→ Records for this exercise:
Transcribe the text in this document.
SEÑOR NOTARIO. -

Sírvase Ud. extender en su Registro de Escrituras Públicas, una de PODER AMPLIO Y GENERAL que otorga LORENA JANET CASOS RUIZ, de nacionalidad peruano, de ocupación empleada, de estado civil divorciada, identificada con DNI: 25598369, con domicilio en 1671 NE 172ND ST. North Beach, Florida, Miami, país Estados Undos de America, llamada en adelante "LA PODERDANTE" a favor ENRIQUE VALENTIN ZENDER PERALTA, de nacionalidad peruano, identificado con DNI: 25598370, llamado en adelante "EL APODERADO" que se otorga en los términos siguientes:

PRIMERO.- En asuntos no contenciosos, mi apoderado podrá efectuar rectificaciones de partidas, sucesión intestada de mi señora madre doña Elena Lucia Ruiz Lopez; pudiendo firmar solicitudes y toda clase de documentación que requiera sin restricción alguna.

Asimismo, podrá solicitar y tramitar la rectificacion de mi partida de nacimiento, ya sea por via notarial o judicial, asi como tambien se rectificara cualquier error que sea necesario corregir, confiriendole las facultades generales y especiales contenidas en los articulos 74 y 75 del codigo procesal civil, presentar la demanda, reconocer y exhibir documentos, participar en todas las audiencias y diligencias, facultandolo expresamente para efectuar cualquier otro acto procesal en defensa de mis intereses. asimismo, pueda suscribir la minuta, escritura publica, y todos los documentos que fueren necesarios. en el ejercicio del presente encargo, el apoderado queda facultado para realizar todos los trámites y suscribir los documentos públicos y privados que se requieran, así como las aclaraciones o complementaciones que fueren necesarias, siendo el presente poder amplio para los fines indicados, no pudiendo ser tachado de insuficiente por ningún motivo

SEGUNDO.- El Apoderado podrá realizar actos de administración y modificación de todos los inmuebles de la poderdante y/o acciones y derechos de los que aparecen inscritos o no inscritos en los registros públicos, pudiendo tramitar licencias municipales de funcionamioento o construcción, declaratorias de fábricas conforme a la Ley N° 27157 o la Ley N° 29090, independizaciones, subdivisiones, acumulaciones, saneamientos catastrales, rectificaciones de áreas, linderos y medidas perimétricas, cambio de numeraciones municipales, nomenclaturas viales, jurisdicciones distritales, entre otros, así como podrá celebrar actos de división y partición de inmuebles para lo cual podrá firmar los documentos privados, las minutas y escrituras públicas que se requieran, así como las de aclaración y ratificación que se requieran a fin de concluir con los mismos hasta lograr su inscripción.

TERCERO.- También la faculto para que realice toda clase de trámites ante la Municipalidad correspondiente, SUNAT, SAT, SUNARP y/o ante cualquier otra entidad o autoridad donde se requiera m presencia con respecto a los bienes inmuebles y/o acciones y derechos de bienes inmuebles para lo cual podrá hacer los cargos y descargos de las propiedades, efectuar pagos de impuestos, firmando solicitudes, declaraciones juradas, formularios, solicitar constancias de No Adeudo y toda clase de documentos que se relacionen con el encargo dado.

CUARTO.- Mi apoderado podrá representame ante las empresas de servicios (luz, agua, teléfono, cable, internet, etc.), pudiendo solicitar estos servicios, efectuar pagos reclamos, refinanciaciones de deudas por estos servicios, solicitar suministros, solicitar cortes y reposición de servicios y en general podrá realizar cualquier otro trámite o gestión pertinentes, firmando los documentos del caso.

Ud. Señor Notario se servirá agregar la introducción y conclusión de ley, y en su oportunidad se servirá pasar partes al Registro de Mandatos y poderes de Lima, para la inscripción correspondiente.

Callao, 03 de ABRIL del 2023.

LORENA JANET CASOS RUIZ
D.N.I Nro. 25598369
* * *
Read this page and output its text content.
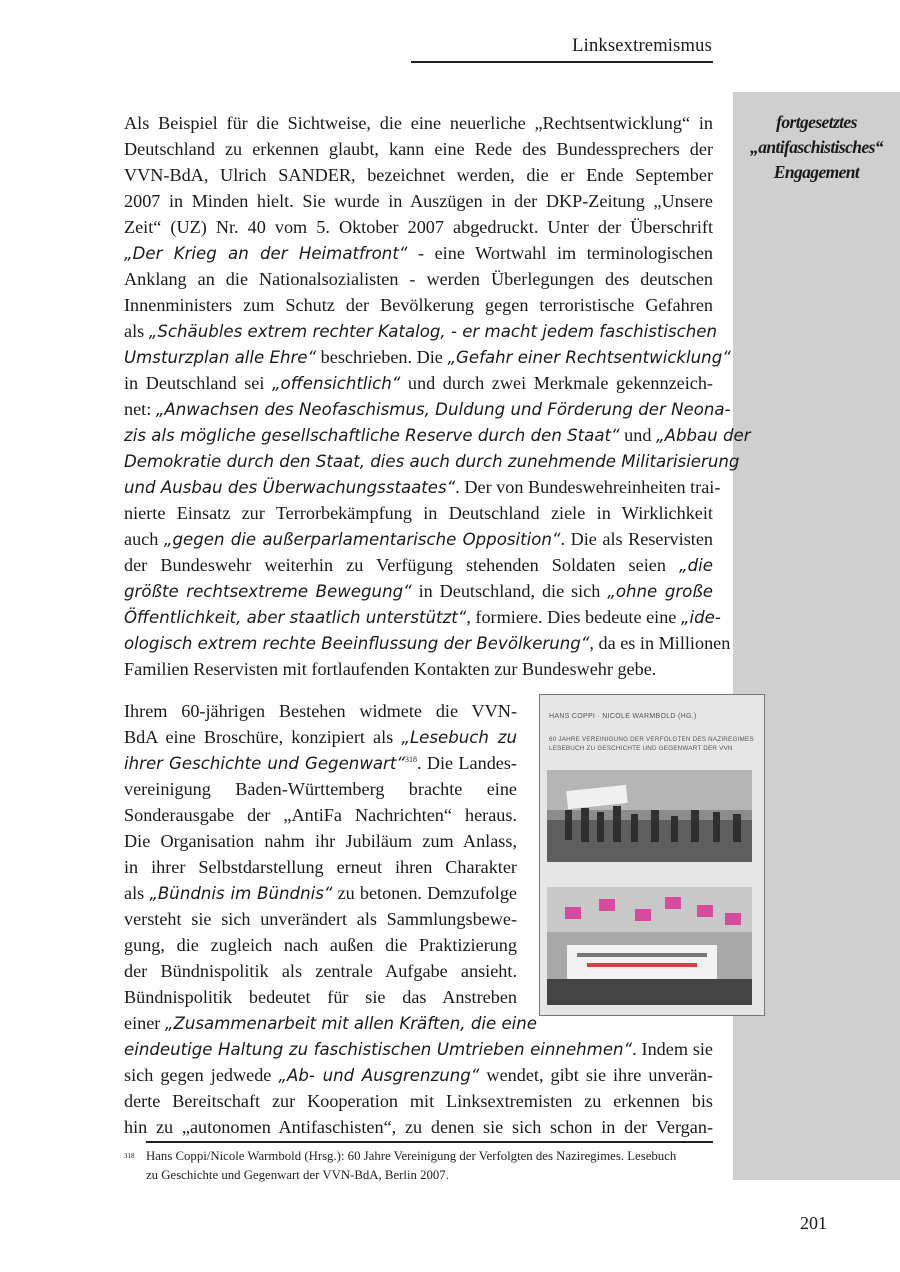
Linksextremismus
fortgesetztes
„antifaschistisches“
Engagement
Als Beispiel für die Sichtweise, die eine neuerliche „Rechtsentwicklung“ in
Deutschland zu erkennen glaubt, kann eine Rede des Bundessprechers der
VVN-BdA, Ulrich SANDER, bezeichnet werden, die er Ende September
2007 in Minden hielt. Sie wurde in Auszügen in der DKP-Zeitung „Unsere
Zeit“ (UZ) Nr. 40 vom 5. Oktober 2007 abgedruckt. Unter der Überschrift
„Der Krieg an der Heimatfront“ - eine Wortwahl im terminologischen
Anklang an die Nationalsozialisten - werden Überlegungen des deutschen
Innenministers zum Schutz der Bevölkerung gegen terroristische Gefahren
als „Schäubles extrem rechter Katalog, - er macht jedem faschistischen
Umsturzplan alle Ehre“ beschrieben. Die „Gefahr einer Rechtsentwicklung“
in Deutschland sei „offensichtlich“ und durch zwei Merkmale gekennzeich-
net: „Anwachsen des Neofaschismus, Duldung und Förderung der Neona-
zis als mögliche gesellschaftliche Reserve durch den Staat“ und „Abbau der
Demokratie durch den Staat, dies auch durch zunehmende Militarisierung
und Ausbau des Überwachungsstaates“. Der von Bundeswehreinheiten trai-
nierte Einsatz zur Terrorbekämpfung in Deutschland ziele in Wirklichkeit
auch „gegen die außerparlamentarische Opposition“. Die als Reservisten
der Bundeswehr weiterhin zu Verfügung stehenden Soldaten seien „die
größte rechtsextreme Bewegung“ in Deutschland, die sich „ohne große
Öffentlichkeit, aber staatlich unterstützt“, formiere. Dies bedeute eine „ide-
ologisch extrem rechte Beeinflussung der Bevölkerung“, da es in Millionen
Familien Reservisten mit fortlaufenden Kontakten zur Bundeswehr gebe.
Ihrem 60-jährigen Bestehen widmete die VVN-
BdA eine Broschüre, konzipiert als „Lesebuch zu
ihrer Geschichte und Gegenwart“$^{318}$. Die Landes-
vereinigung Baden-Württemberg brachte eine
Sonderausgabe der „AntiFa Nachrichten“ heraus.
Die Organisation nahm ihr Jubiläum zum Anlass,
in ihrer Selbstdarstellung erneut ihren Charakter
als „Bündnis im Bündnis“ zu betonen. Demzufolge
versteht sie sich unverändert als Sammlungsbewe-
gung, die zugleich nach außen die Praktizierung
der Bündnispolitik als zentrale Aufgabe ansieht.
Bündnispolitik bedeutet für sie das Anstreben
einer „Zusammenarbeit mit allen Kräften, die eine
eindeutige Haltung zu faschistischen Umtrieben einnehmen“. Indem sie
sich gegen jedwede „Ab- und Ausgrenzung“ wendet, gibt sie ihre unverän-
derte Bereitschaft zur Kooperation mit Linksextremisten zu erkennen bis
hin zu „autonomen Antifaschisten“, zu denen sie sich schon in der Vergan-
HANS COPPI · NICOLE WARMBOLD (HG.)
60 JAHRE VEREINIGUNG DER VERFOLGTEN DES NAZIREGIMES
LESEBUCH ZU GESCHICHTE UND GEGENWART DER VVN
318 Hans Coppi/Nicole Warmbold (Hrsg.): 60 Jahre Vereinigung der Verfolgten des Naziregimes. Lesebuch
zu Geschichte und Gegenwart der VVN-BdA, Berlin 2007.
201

→ Task goal: Gather up every line in the data above that contains the word "einer", copying each one.

→ Solution to the exercise:
Umsturzplan alle Ehre“ beschrieben. Die „Gefahr einer Rechtsentwicklung“
einer „Zusammenarbeit mit allen Kräften, die eine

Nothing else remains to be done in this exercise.